[Begin]

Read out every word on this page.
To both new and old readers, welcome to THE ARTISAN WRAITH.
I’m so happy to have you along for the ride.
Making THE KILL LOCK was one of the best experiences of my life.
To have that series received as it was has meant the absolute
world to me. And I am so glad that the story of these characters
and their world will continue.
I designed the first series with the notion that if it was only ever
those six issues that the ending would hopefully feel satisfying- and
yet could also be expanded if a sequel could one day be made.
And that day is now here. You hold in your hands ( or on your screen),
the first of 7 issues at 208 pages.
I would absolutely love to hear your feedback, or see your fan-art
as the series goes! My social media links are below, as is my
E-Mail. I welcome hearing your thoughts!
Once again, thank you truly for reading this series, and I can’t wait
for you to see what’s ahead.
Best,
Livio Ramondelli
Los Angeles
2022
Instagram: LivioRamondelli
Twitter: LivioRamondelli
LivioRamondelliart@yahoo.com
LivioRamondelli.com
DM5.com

[End]

▶ Exercise objective:
The records above should be repeated in full, exactly as given.

▶ Result below:
Read out every word on this page.
To both new and old readers, welcome to THE ARTISAN WRAITH.
I’m so happy to have you along for the ride.
Making THE KILL LOCK was one of the best experiences of my life.
To have that series received as it was has meant the absolute
world to me. And I am so glad that the story of these characters
and their world will continue.
I designed the first series with the notion that if it was only ever
those six issues that the ending would hopefully feel satisfying- and
yet could also be expanded if a sequel could one day be made.
And that day is now here. You hold in your hands ( or on your screen),
the first of 7 issues at 208 pages.
I would absolutely love to hear your feedback, or see your fan-art
as the series goes! My social media links are below, as is my
E-Mail. I welcome hearing your thoughts!
Once again, thank you truly for reading this series, and I can’t wait
for you to see what’s ahead.
Best,
Livio Ramondelli
Los Angeles
2022
Instagram: LivioRamondelli
Twitter: LivioRamondelli
LivioRamondelliart@yahoo.com
LivioRamondelli.com
DM5.com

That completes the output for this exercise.